- Requirements:
Restate each line of the listing exactly, without carrying over any pictures.

- Supplied material:
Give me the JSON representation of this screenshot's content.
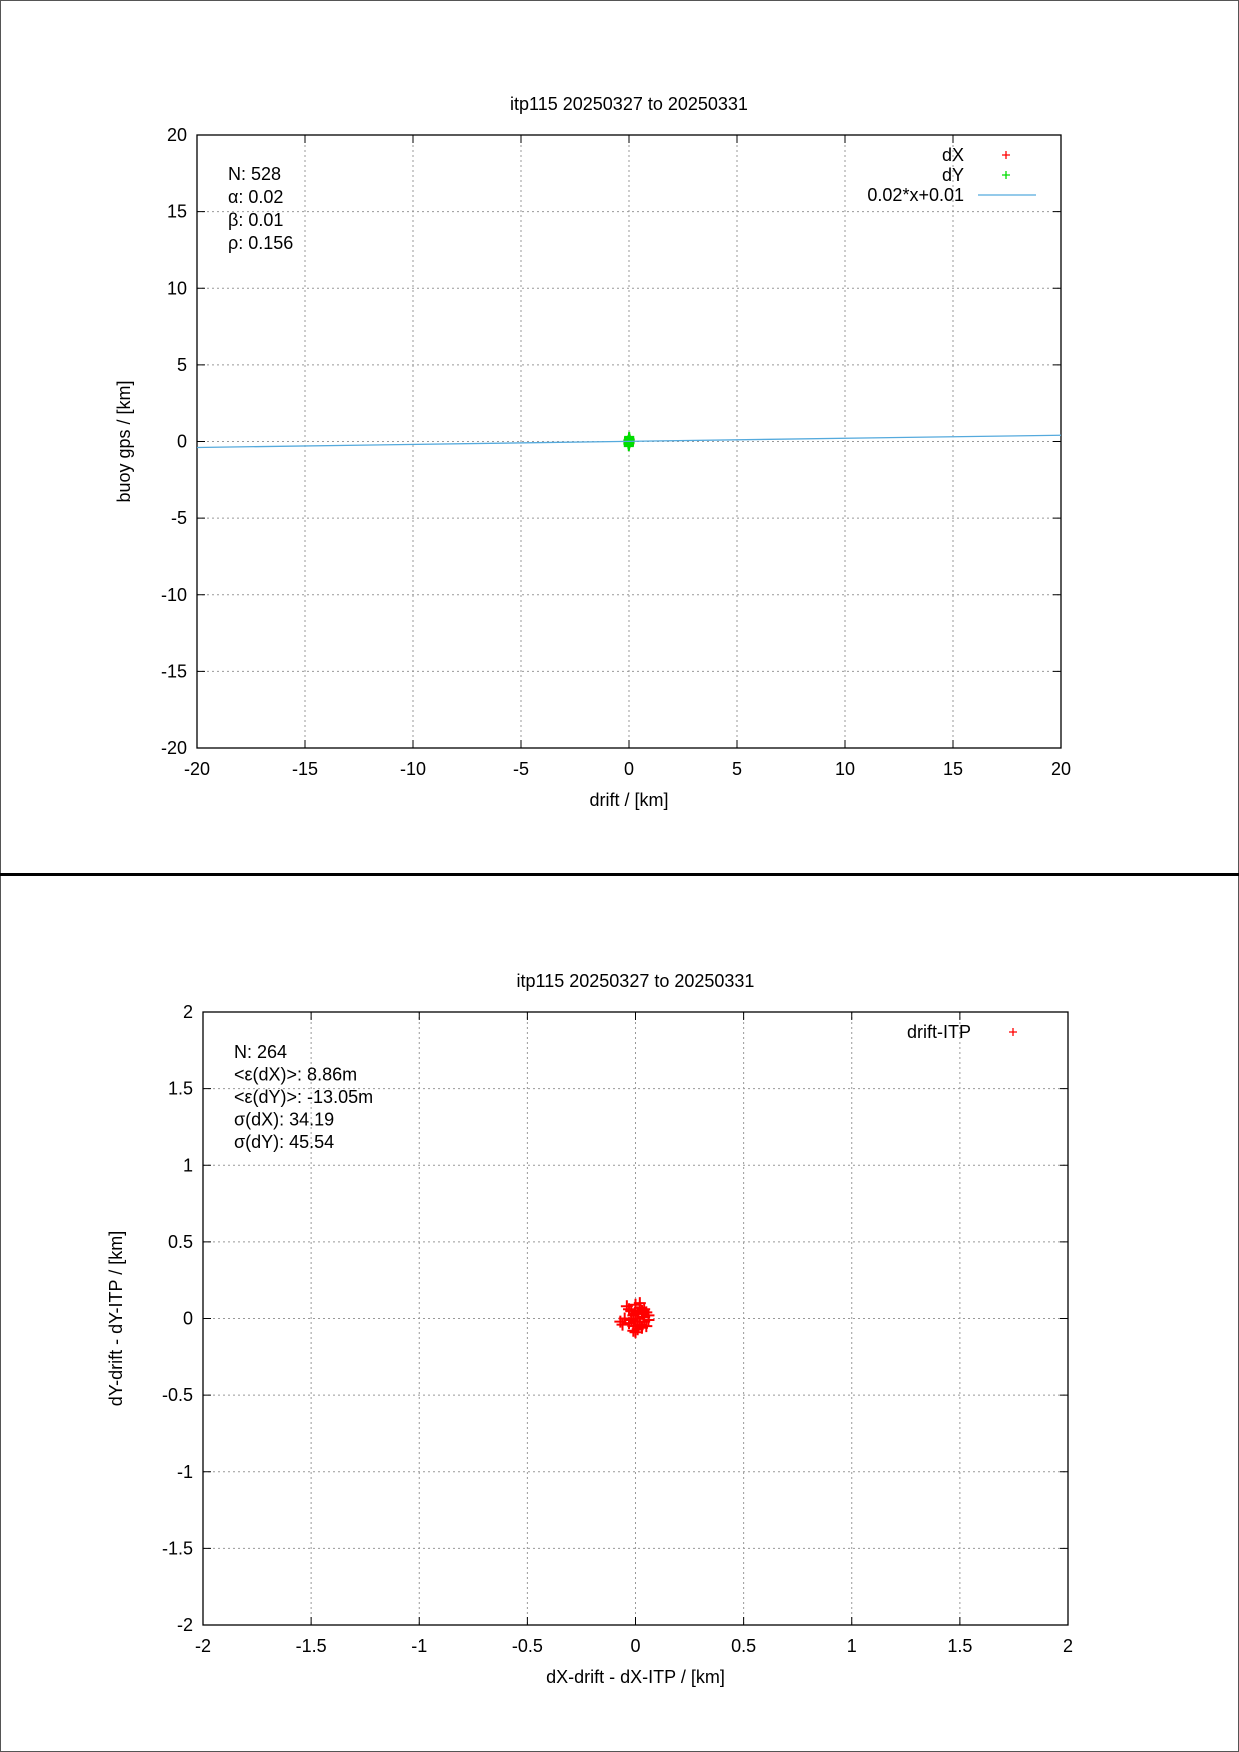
{
  "chart_data": [
    {
      "type": "scatter",
      "title": "itp115 20250327 to 20250331",
      "xlabel": "drift / [km]",
      "ylabel": "buoy gps / [km]",
      "xlim": [
        -20,
        20
      ],
      "ylim": [
        -20,
        20
      ],
      "xticks": [
        "-20",
        "-15",
        "-10",
        "-5",
        "0",
        "5",
        "10",
        "15",
        "20"
      ],
      "yticks": [
        "-20",
        "-15",
        "-10",
        "-5",
        "0",
        "5",
        "10",
        "15",
        "20"
      ],
      "grid": true,
      "legend_position": "top-right",
      "stats": [
        "N: 528",
        "α: 0.02",
        "β: 0.01",
        "ρ: 0.156"
      ],
      "series": [
        {
          "name": "dX",
          "marker": "+",
          "color": "#ff0000",
          "points": [
            [
              0.0,
              0.05
            ],
            [
              -0.03,
              0.02
            ],
            [
              0.02,
              -0.03
            ],
            [
              0.01,
              0.08
            ],
            [
              -0.02,
              -0.06
            ],
            [
              0.03,
              0.1
            ],
            [
              0.0,
              -0.1
            ],
            [
              -0.01,
              0.12
            ],
            [
              0.02,
              -0.12
            ],
            [
              0.01,
              0.0
            ]
          ]
        },
        {
          "name": "dY",
          "marker": "+",
          "color": "#00dd00",
          "points": [
            [
              0.0,
              0.0
            ],
            [
              -0.02,
              0.1
            ],
            [
              0.02,
              -0.1
            ],
            [
              0.01,
              0.2
            ],
            [
              -0.01,
              -0.2
            ],
            [
              0.03,
              0.15
            ],
            [
              -0.03,
              -0.15
            ],
            [
              0.0,
              0.25
            ],
            [
              0.0,
              -0.25
            ],
            [
              0.02,
              0.05
            ],
            [
              -0.02,
              -0.05
            ],
            [
              0.01,
              0.3
            ],
            [
              -0.01,
              -0.3
            ],
            [
              0.03,
              0.0
            ],
            [
              -0.03,
              0.02
            ]
          ]
        },
        {
          "name": "0.02*x+0.01",
          "kind": "line",
          "color": "#55aadd",
          "slope": 0.02,
          "intercept": 0.01
        }
      ]
    },
    {
      "type": "scatter",
      "title": "itp115 20250327 to 20250331",
      "xlabel": "dX-drift - dX-ITP / [km]",
      "ylabel": "dY-drift - dY-ITP / [km]",
      "xlim": [
        -2,
        2
      ],
      "ylim": [
        -2,
        2
      ],
      "xticks": [
        "-2",
        "-1.5",
        "-1",
        "-0.5",
        "0",
        "0.5",
        "1",
        "1.5",
        "2"
      ],
      "yticks": [
        "-2",
        "-1.5",
        "-1",
        "-0.5",
        "0",
        "0.5",
        "1",
        "1.5",
        "2"
      ],
      "grid": true,
      "legend_position": "top-right",
      "stats": [
        "N: 264",
        "<ε(dX)>:  8.86m",
        "<ε(dY)>: -13.05m",
        "σ(dX):  34.19",
        "σ(dY):  45.54"
      ],
      "series": [
        {
          "name": "drift-ITP",
          "marker": "+",
          "color": "#ff0000",
          "points": [
            [
              -0.04,
              0.08
            ],
            [
              -0.02,
              0.05
            ],
            [
              0.0,
              0.09
            ],
            [
              0.02,
              0.07
            ],
            [
              0.03,
              0.03
            ],
            [
              0.04,
              0.01
            ],
            [
              0.05,
              0.04
            ],
            [
              0.06,
              0.02
            ],
            [
              0.01,
              0.0
            ],
            [
              -0.01,
              0.02
            ],
            [
              0.0,
              -0.02
            ],
            [
              0.02,
              -0.04
            ],
            [
              0.03,
              -0.06
            ],
            [
              0.01,
              -0.07
            ],
            [
              -0.01,
              -0.05
            ],
            [
              -0.03,
              -0.03
            ],
            [
              -0.05,
              0.0
            ],
            [
              -0.07,
              -0.02
            ],
            [
              -0.06,
              -0.04
            ],
            [
              0.04,
              -0.02
            ],
            [
              0.05,
              -0.05
            ],
            [
              0.02,
              0.1
            ],
            [
              0.0,
              -0.09
            ],
            [
              0.03,
              0.05
            ],
            [
              -0.02,
              -0.01
            ],
            [
              0.01,
              0.04
            ],
            [
              0.04,
              0.06
            ],
            [
              -0.01,
              -0.08
            ],
            [
              0.02,
              -0.02
            ],
            [
              0.06,
              -0.01
            ],
            [
              -0.03,
              0.06
            ],
            [
              0.0,
              0.03
            ]
          ]
        }
      ]
    }
  ]
}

- Result:
Give me the JSON representation of this screenshot's content.
{
  "chart_data": [
    {
      "type": "scatter",
      "title": "itp115 20250327 to 20250331",
      "xlabel": "drift / [km]",
      "ylabel": "buoy gps / [km]",
      "xlim": [
        -20,
        20
      ],
      "ylim": [
        -20,
        20
      ],
      "xticks": [
        "-20",
        "-15",
        "-10",
        "-5",
        "0",
        "5",
        "10",
        "15",
        "20"
      ],
      "yticks": [
        "-20",
        "-15",
        "-10",
        "-5",
        "0",
        "5",
        "10",
        "15",
        "20"
      ],
      "grid": true,
      "legend_position": "top-right",
      "stats": [
        "N: 528",
        "α: 0.02",
        "β: 0.01",
        "ρ: 0.156"
      ],
      "series": [
        {
          "name": "dX",
          "marker": "+",
          "color": "#ff0000",
          "points": [
            [
              0.0,
              0.05
            ],
            [
              -0.03,
              0.02
            ],
            [
              0.02,
              -0.03
            ],
            [
              0.01,
              0.08
            ],
            [
              -0.02,
              -0.06
            ],
            [
              0.03,
              0.1
            ],
            [
              0.0,
              -0.1
            ],
            [
              -0.01,
              0.12
            ],
            [
              0.02,
              -0.12
            ],
            [
              0.01,
              0.0
            ]
          ]
        },
        {
          "name": "dY",
          "marker": "+",
          "color": "#00dd00",
          "points": [
            [
              0.0,
              0.0
            ],
            [
              -0.02,
              0.1
            ],
            [
              0.02,
              -0.1
            ],
            [
              0.01,
              0.2
            ],
            [
              -0.01,
              -0.2
            ],
            [
              0.03,
              0.15
            ],
            [
              -0.03,
              -0.15
            ],
            [
              0.0,
              0.25
            ],
            [
              0.0,
              -0.25
            ],
            [
              0.02,
              0.05
            ],
            [
              -0.02,
              -0.05
            ],
            [
              0.01,
              0.3
            ],
            [
              -0.01,
              -0.3
            ],
            [
              0.03,
              0.0
            ],
            [
              -0.03,
              0.02
            ]
          ]
        },
        {
          "name": "0.02*x+0.01",
          "kind": "line",
          "color": "#55aadd",
          "slope": 0.02,
          "intercept": 0.01
        }
      ]
    },
    {
      "type": "scatter",
      "title": "itp115 20250327 to 20250331",
      "xlabel": "dX-drift - dX-ITP / [km]",
      "ylabel": "dY-drift - dY-ITP / [km]",
      "xlim": [
        -2,
        2
      ],
      "ylim": [
        -2,
        2
      ],
      "xticks": [
        "-2",
        "-1.5",
        "-1",
        "-0.5",
        "0",
        "0.5",
        "1",
        "1.5",
        "2"
      ],
      "yticks": [
        "-2",
        "-1.5",
        "-1",
        "-0.5",
        "0",
        "0.5",
        "1",
        "1.5",
        "2"
      ],
      "grid": true,
      "legend_position": "top-right",
      "stats": [
        "N: 264",
        "<ε(dX)>:  8.86m",
        "<ε(dY)>: -13.05m",
        "σ(dX):  34.19",
        "σ(dY):  45.54"
      ],
      "series": [
        {
          "name": "drift-ITP",
          "marker": "+",
          "color": "#ff0000",
          "points": [
            [
              -0.04,
              0.08
            ],
            [
              -0.02,
              0.05
            ],
            [
              0.0,
              0.09
            ],
            [
              0.02,
              0.07
            ],
            [
              0.03,
              0.03
            ],
            [
              0.04,
              0.01
            ],
            [
              0.05,
              0.04
            ],
            [
              0.06,
              0.02
            ],
            [
              0.01,
              0.0
            ],
            [
              -0.01,
              0.02
            ],
            [
              0.0,
              -0.02
            ],
            [
              0.02,
              -0.04
            ],
            [
              0.03,
              -0.06
            ],
            [
              0.01,
              -0.07
            ],
            [
              -0.01,
              -0.05
            ],
            [
              -0.03,
              -0.03
            ],
            [
              -0.05,
              0.0
            ],
            [
              -0.07,
              -0.02
            ],
            [
              -0.06,
              -0.04
            ],
            [
              0.04,
              -0.02
            ],
            [
              0.05,
              -0.05
            ],
            [
              0.02,
              0.1
            ],
            [
              0.0,
              -0.09
            ],
            [
              0.03,
              0.05
            ],
            [
              -0.02,
              -0.01
            ],
            [
              0.01,
              0.04
            ],
            [
              0.04,
              0.06
            ],
            [
              -0.01,
              -0.08
            ],
            [
              0.02,
              -0.02
            ],
            [
              0.06,
              -0.01
            ],
            [
              -0.03,
              0.06
            ],
            [
              0.0,
              0.03
            ]
          ]
        }
      ]
    }
  ]
}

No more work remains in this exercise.